_DESCRIPTION OF THE TASK_
Copy all the material that follows, keeping every character the same.

Dataset entries
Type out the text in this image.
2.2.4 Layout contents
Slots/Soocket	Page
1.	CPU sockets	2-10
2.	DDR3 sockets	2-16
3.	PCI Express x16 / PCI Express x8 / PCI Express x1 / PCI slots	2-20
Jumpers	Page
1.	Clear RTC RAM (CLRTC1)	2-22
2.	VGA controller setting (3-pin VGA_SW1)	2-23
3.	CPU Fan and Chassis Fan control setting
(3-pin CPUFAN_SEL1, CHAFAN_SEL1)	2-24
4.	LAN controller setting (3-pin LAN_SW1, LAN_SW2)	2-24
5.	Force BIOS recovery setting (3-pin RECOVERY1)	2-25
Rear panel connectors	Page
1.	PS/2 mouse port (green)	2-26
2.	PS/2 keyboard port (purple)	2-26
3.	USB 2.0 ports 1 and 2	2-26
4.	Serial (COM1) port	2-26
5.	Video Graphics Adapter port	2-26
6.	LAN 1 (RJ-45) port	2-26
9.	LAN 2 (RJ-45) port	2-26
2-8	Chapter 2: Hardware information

_EXERCISE RESULT_
Type out the text in this image.
2.2.4 Layout contents
Slots/Soocket	Page
1.	CPU sockets	2-10
2.	DDR3 sockets	2-16
3.	PCI Express x16 / PCI Express x8 / PCI Express x1 / PCI slots	2-20
Jumpers	Page
1.	Clear RTC RAM (CLRTC1)	2-22
2.	VGA controller setting (3-pin VGA_SW1)	2-23
3.	CPU Fan and Chassis Fan control setting
(3-pin CPUFAN_SEL1, CHAFAN_SEL1)	2-24
4.	LAN controller setting (3-pin LAN_SW1, LAN_SW2)	2-24
5.	Force BIOS recovery setting (3-pin RECOVERY1)	2-25
Rear panel connectors	Page
1.	PS/2 mouse port (green)	2-26
2.	PS/2 keyboard port (purple)	2-26
3.	USB 2.0 ports 1 and 2	2-26
4.	Serial (COM1) port	2-26
5.	Video Graphics Adapter port	2-26
6.	LAN 1 (RJ-45) port	2-26
9.	LAN 2 (RJ-45) port	2-26
2-8	Chapter 2: Hardware information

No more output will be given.